WHAT YOU HAVE TO DO -
Copy all the material that follows, keeping every character the same.

Dataset excerpt
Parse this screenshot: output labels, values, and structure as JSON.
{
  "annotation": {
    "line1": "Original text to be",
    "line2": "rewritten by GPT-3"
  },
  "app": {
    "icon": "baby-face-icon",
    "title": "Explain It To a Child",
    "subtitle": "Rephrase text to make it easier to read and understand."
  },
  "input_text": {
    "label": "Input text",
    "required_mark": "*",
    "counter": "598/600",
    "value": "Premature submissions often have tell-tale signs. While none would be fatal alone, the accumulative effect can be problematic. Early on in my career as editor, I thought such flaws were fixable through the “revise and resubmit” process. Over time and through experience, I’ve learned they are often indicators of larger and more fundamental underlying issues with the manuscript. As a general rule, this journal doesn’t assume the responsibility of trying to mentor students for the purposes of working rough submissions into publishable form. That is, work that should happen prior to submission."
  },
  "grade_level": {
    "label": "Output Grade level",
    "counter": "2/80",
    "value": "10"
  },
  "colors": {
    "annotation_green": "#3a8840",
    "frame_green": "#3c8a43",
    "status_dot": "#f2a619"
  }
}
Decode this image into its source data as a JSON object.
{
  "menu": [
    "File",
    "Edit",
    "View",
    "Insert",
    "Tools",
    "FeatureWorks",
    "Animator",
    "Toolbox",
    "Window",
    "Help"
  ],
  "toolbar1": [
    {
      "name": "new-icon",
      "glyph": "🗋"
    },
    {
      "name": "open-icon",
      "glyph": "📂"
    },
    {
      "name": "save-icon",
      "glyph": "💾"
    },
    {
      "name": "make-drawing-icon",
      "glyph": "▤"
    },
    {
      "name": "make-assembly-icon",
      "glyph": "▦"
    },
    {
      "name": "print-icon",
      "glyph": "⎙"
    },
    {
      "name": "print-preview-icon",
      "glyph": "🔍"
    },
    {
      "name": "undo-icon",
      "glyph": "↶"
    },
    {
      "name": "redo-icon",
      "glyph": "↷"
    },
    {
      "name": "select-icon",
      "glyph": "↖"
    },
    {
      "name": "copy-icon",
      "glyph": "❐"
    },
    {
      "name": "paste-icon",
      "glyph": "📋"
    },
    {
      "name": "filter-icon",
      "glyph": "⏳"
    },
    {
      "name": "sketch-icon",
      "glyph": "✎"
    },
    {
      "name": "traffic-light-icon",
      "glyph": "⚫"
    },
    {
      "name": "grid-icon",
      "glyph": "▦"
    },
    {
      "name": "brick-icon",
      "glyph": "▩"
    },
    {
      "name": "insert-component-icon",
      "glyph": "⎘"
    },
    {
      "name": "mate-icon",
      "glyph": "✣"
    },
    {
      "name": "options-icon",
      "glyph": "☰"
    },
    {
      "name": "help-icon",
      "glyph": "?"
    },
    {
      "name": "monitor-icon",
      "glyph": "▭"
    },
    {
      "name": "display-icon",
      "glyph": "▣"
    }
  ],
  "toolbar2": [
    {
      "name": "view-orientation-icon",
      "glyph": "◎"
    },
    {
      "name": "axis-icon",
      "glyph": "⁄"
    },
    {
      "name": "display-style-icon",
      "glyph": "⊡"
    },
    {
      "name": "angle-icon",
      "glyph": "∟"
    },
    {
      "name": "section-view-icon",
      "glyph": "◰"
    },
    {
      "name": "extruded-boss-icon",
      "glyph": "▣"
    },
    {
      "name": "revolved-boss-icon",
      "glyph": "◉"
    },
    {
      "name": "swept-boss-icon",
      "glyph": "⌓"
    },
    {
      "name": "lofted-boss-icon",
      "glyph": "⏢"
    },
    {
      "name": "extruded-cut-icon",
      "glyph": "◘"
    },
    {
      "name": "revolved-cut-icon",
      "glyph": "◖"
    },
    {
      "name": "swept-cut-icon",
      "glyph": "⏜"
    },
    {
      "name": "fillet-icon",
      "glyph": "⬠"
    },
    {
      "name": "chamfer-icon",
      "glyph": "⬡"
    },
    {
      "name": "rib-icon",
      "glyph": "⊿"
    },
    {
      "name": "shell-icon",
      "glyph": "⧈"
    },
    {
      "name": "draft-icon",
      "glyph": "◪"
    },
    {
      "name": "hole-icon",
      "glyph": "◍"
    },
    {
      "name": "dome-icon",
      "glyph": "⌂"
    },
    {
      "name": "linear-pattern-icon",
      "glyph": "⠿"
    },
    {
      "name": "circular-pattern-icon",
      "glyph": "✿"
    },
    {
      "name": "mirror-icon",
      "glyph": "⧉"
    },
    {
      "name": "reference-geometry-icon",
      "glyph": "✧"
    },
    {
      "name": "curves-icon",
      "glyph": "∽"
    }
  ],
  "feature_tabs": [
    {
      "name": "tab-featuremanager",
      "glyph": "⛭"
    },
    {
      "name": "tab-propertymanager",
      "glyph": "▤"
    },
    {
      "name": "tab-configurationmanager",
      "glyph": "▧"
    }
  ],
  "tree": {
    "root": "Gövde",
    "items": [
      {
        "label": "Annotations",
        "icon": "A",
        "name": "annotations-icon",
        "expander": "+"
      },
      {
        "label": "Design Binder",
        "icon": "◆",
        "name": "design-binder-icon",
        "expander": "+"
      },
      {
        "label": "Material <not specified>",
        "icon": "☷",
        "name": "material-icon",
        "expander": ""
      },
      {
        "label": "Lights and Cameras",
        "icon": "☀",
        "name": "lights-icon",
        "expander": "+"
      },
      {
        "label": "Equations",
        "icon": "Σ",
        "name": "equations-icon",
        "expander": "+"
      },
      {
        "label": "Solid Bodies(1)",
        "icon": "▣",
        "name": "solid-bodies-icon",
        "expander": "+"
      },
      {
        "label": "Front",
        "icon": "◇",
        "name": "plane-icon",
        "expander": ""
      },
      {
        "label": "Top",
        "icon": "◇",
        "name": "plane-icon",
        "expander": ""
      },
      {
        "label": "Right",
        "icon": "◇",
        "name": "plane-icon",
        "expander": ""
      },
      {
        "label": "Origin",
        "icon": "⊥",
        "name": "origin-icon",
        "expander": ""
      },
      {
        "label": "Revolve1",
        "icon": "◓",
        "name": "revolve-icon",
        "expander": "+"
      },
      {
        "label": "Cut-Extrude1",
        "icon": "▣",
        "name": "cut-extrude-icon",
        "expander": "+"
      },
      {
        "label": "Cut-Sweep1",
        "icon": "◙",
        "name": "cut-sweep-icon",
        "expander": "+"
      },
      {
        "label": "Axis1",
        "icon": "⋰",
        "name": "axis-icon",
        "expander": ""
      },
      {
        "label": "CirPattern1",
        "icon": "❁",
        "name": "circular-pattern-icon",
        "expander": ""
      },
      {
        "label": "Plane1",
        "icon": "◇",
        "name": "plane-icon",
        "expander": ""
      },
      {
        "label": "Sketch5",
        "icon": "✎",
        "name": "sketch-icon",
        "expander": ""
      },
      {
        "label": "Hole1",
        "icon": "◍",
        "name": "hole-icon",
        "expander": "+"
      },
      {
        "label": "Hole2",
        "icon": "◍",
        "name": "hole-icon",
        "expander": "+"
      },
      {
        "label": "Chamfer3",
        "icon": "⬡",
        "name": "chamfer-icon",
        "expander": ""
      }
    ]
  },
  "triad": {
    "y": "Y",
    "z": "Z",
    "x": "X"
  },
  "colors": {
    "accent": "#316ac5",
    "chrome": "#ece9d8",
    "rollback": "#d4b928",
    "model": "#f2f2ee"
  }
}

EXERCISE RESPONSE -
Parse this screenshot: output labels, values, and structure as JSON.
{
  "annotation": {
    "line1": "Original text to be",
    "line2": "rewritten by GPT-3"
  },
  "app": {
    "icon": "baby-face-icon",
    "title": "Explain It To a Child",
    "subtitle": "Rephrase text to make it easier to read and understand."
  },
  "input_text": {
    "label": "Input text",
    "required_mark": "*",
    "counter": "598/600",
    "value": "Premature submissions often have tell-tale signs. While none would be fatal alone, the accumulative effect can be problematic. Early on in my career as editor, I thought such flaws were fixable through the “revise and resubmit” process. Over time and through experience, I’ve learned they are often indicators of larger and more fundamental underlying issues with the manuscript. As a general rule, this journal doesn’t assume the responsibility of trying to mentor students for the purposes of working rough submissions into publishable form. That is, work that should happen prior to submission."
  },
  "grade_level": {
    "label": "Output Grade level",
    "counter": "2/80",
    "value": "10"
  },
  "colors": {
    "annotation_green": "#3a8840",
    "frame_green": "#3c8a43",
    "status_dot": "#f2a619"
  }
}
Decode this image into its source data as a JSON object.
{
  "menu": [
    "File",
    "Edit",
    "View",
    "Insert",
    "Tools",
    "FeatureWorks",
    "Animator",
    "Toolbox",
    "Window",
    "Help"
  ],
  "toolbar1": [
    {
      "name": "new-icon",
      "glyph": "🗋"
    },
    {
      "name": "open-icon",
      "glyph": "📂"
    },
    {
      "name": "save-icon",
      "glyph": "💾"
    },
    {
      "name": "make-drawing-icon",
      "glyph": "▤"
    },
    {
      "name": "make-assembly-icon",
      "glyph": "▦"
    },
    {
      "name": "print-icon",
      "glyph": "⎙"
    },
    {
      "name": "print-preview-icon",
      "glyph": "🔍"
    },
    {
      "name": "undo-icon",
      "glyph": "↶"
    },
    {
      "name": "redo-icon",
      "glyph": "↷"
    },
    {
      "name": "select-icon",
      "glyph": "↖"
    },
    {
      "name": "copy-icon",
      "glyph": "❐"
    },
    {
      "name": "paste-icon",
      "glyph": "📋"
    },
    {
      "name": "filter-icon",
      "glyph": "⏳"
    },
    {
      "name": "sketch-icon",
      "glyph": "✎"
    },
    {
      "name": "traffic-light-icon",
      "glyph": "⚫"
    },
    {
      "name": "grid-icon",
      "glyph": "▦"
    },
    {
      "name": "brick-icon",
      "glyph": "▩"
    },
    {
      "name": "insert-component-icon",
      "glyph": "⎘"
    },
    {
      "name": "mate-icon",
      "glyph": "✣"
    },
    {
      "name": "options-icon",
      "glyph": "☰"
    },
    {
      "name": "help-icon",
      "glyph": "?"
    },
    {
      "name": "monitor-icon",
      "glyph": "▭"
    },
    {
      "name": "display-icon",
      "glyph": "▣"
    }
  ],
  "toolbar2": [
    {
      "name": "view-orientation-icon",
      "glyph": "◎"
    },
    {
      "name": "axis-icon",
      "glyph": "⁄"
    },
    {
      "name": "display-style-icon",
      "glyph": "⊡"
    },
    {
      "name": "angle-icon",
      "glyph": "∟"
    },
    {
      "name": "section-view-icon",
      "glyph": "◰"
    },
    {
      "name": "extruded-boss-icon",
      "glyph": "▣"
    },
    {
      "name": "revolved-boss-icon",
      "glyph": "◉"
    },
    {
      "name": "swept-boss-icon",
      "glyph": "⌓"
    },
    {
      "name": "lofted-boss-icon",
      "glyph": "⏢"
    },
    {
      "name": "extruded-cut-icon",
      "glyph": "◘"
    },
    {
      "name": "revolved-cut-icon",
      "glyph": "◖"
    },
    {
      "name": "swept-cut-icon",
      "glyph": "⏜"
    },
    {
      "name": "fillet-icon",
      "glyph": "⬠"
    },
    {
      "name": "chamfer-icon",
      "glyph": "⬡"
    },
    {
      "name": "rib-icon",
      "glyph": "⊿"
    },
    {
      "name": "shell-icon",
      "glyph": "⧈"
    },
    {
      "name": "draft-icon",
      "glyph": "◪"
    },
    {
      "name": "hole-icon",
      "glyph": "◍"
    },
    {
      "name": "dome-icon",
      "glyph": "⌂"
    },
    {
      "name": "linear-pattern-icon",
      "glyph": "⠿"
    },
    {
      "name": "circular-pattern-icon",
      "glyph": "✿"
    },
    {
      "name": "mirror-icon",
      "glyph": "⧉"
    },
    {
      "name": "reference-geometry-icon",
      "glyph": "✧"
    },
    {
      "name": "curves-icon",
      "glyph": "∽"
    }
  ],
  "feature_tabs": [
    {
      "name": "tab-featuremanager",
      "glyph": "⛭"
    },
    {
      "name": "tab-propertymanager",
      "glyph": "▤"
    },
    {
      "name": "tab-configurationmanager",
      "glyph": "▧"
    }
  ],
  "tree": {
    "root": "Gövde",
    "items": [
      {
        "label": "Annotations",
        "icon": "A",
        "name": "annotations-icon",
        "expander": "+"
      },
      {
        "label": "Design Binder",
        "icon": "◆",
        "name": "design-binder-icon",
        "expander": "+"
      },
      {
        "label": "Material <not specified>",
        "icon": "☷",
        "name": "material-icon",
        "expander": ""
      },
      {
        "label": "Lights and Cameras",
        "icon": "☀",
        "name": "lights-icon",
        "expander": "+"
      },
      {
        "label": "Equations",
        "icon": "Σ",
        "name": "equations-icon",
        "expander": "+"
      },
      {
        "label": "Solid Bodies(1)",
        "icon": "▣",
        "name": "solid-bodies-icon",
        "expander": "+"
      },
      {
        "label": "Front",
        "icon": "◇",
        "name": "plane-icon",
        "expander": ""
      },
      {
        "label": "Top",
        "icon": "◇",
        "name": "plane-icon",
        "expander": ""
      },
      {
        "label": "Right",
        "icon": "◇",
        "name": "plane-icon",
        "expander": ""
      },
      {
        "label": "Origin",
        "icon": "⊥",
        "name": "origin-icon",
        "expander": ""
      },
      {
        "label": "Revolve1",
        "icon": "◓",
        "name": "revolve-icon",
        "expander": "+"
      },
      {
        "label": "Cut-Extrude1",
        "icon": "▣",
        "name": "cut-extrude-icon",
        "expander": "+"
      },
      {
        "label": "Cut-Sweep1",
        "icon": "◙",
        "name": "cut-sweep-icon",
        "expander": "+"
      },
      {
        "label": "Axis1",
        "icon": "⋰",
        "name": "axis-icon",
        "expander": ""
      },
      {
        "label": "CirPattern1",
        "icon": "❁",
        "name": "circular-pattern-icon",
        "expander": ""
      },
      {
        "label": "Plane1",
        "icon": "◇",
        "name": "plane-icon",
        "expander": ""
      },
      {
        "label": "Sketch5",
        "icon": "✎",
        "name": "sketch-icon",
        "expander": ""
      },
      {
        "label": "Hole1",
        "icon": "◍",
        "name": "hole-icon",
        "expander": "+"
      },
      {
        "label": "Hole2",
        "icon": "◍",
        "name": "hole-icon",
        "expander": "+"
      },
      {
        "label": "Chamfer3",
        "icon": "⬡",
        "name": "chamfer-icon",
        "expander": ""
      }
    ]
  },
  "triad": {
    "y": "Y",
    "z": "Z",
    "x": "X"
  },
  "colors": {
    "accent": "#316ac5",
    "chrome": "#ece9d8",
    "rollback": "#d4b928",
    "model": "#f2f2ee"
  }
}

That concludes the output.